[TASK TO COMPLETE] Find the lines holding the word "高雄市湖內區" and collect them.
+++ PROVIDED RECORDS
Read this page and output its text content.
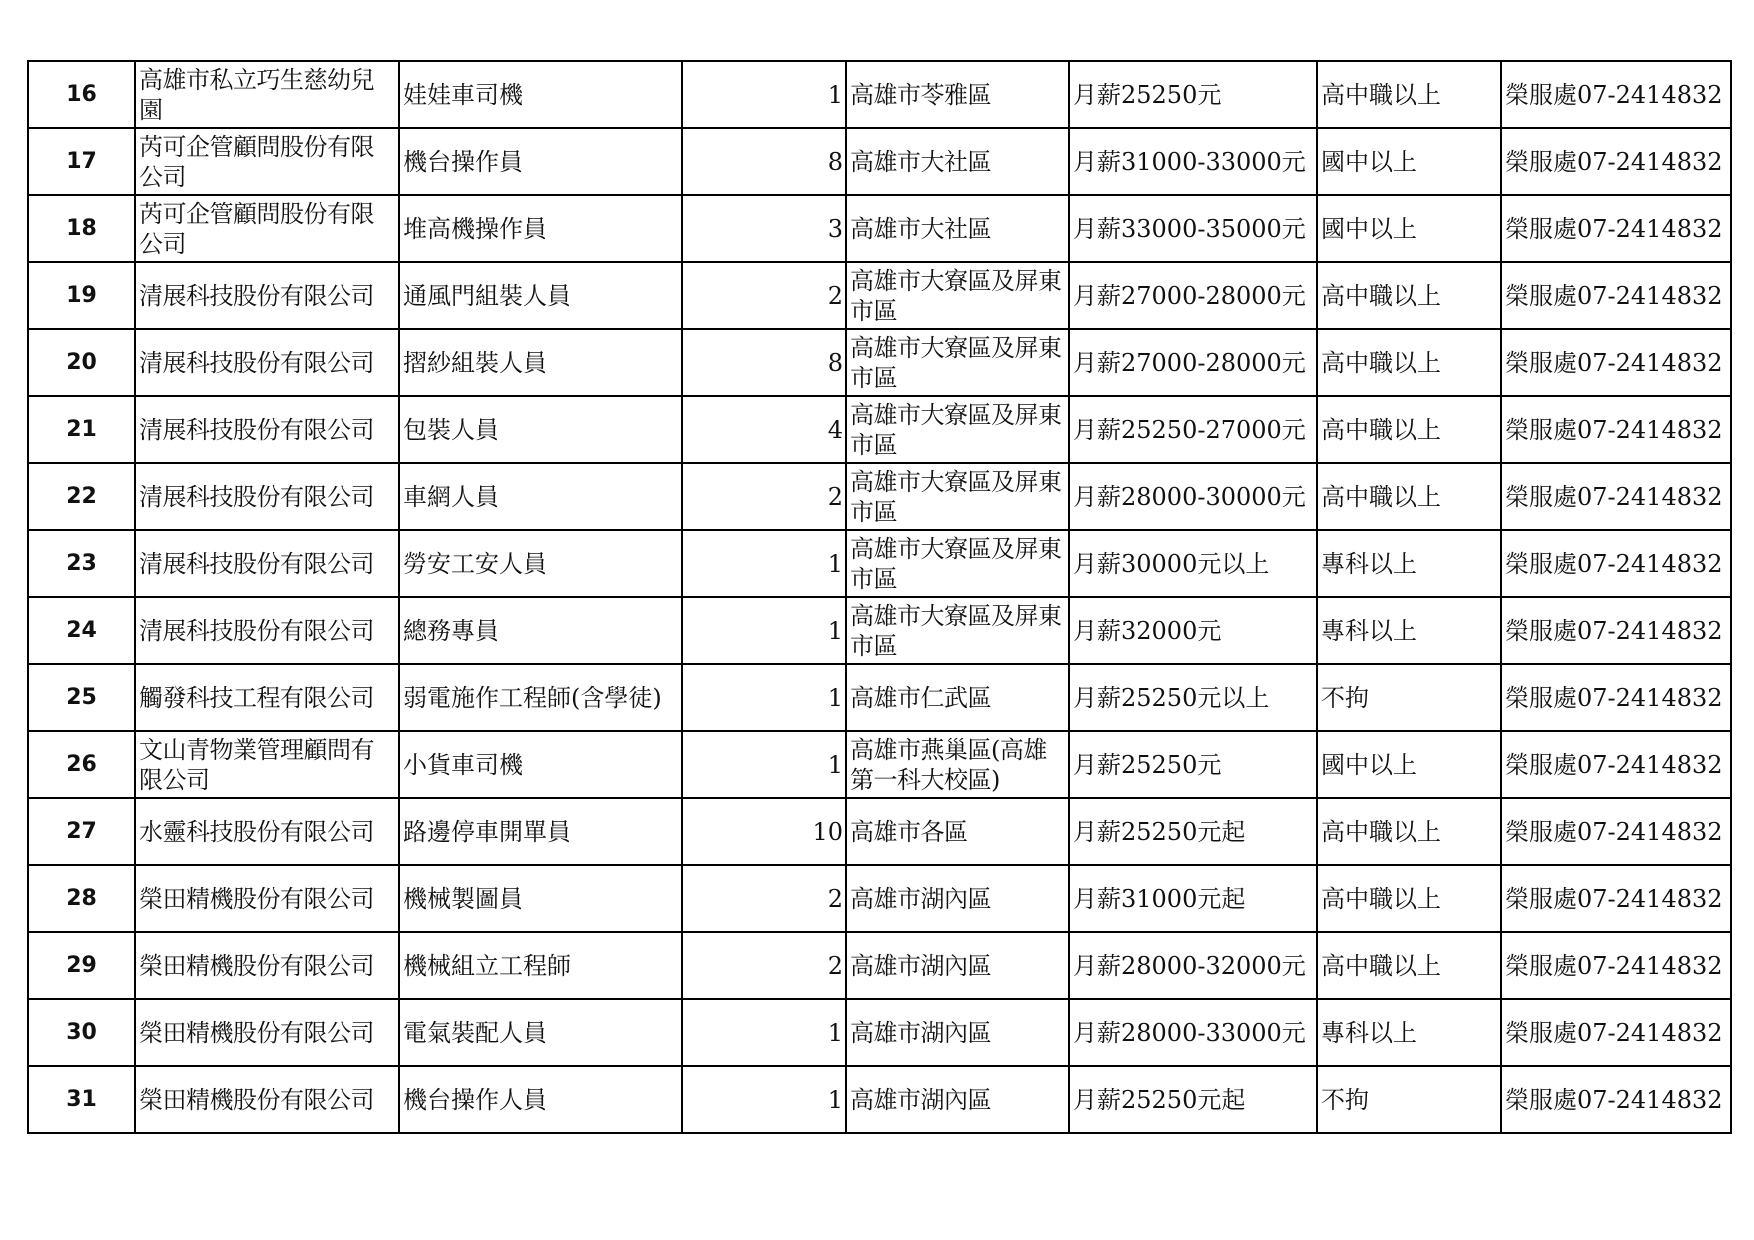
16	高雄市私立巧生慈幼兒園	娃娃車司機	1	高雄市苓雅區	月薪25250元	高中職以上	榮服處07-2414832
17	芮可企管顧問股份有限公司	機台操作員	8	高雄市大社區	月薪31000-33000元	國中以上	榮服處07-2414832
18	芮可企管顧問股份有限公司	堆高機操作員	3	高雄市大社區	月薪33000-35000元	國中以上	榮服處07-2414832
19	清展科技股份有限公司	通風門組裝人員	2	高雄市大寮區及屏東市區	月薪27000-28000元	高中職以上	榮服處07-2414832
20	清展科技股份有限公司	摺紗組裝人員	8	高雄市大寮區及屏東市區	月薪27000-28000元	高中職以上	榮服處07-2414832
21	清展科技股份有限公司	包裝人員	4	高雄市大寮區及屏東市區	月薪25250-27000元	高中職以上	榮服處07-2414832
22	清展科技股份有限公司	車網人員	2	高雄市大寮區及屏東市區	月薪28000-30000元	高中職以上	榮服處07-2414832
23	清展科技股份有限公司	勞安工安人員	1	高雄市大寮區及屏東市區	月薪30000元以上	專科以上	榮服處07-2414832
24	清展科技股份有限公司	總務專員	1	高雄市大寮區及屏東市區	月薪32000元	專科以上	榮服處07-2414832
25	觸發科技工程有限公司	弱電施作工程師(含學徒)	1	高雄市仁武區	月薪25250元以上	不拘	榮服處07-2414832
26	文山青物業管理顧問有限公司	小貨車司機	1	高雄市燕巢區(高雄第一科大校區)	月薪25250元	國中以上	榮服處07-2414832
27	水靈科技股份有限公司	路邊停車開單員	10	高雄市各區	月薪25250元起	高中職以上	榮服處07-2414832
28	榮田精機股份有限公司	機械製圖員	2	高雄市湖內區	月薪31000元起	高中職以上	榮服處07-2414832
29	榮田精機股份有限公司	機械組立工程師	2	高雄市湖內區	月薪28000-32000元	高中職以上	榮服處07-2414832
30	榮田精機股份有限公司	電氣裝配人員	1	高雄市湖內區	月薪28000-33000元	專科以上	榮服處07-2414832
31	榮田精機股份有限公司	機台操作人員	1	高雄市湖內區	月薪25250元起	不拘	榮服處07-2414832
++++++
[RESPONSE TO THIS EXERCISE]
28	榮田精機股份有限公司	機械製圖員	2	高雄市湖內區	月薪31000元起	高中職以上	榮服處07-2414832
29	榮田精機股份有限公司	機械組立工程師	2	高雄市湖內區	月薪28000-32000元	高中職以上	榮服處07-2414832
30	榮田精機股份有限公司	電氣裝配人員	1	高雄市湖內區	月薪28000-33000元	專科以上	榮服處07-2414832
31	榮田精機股份有限公司	機台操作人員	1	高雄市湖內區	月薪25250元起	不拘	榮服處07-2414832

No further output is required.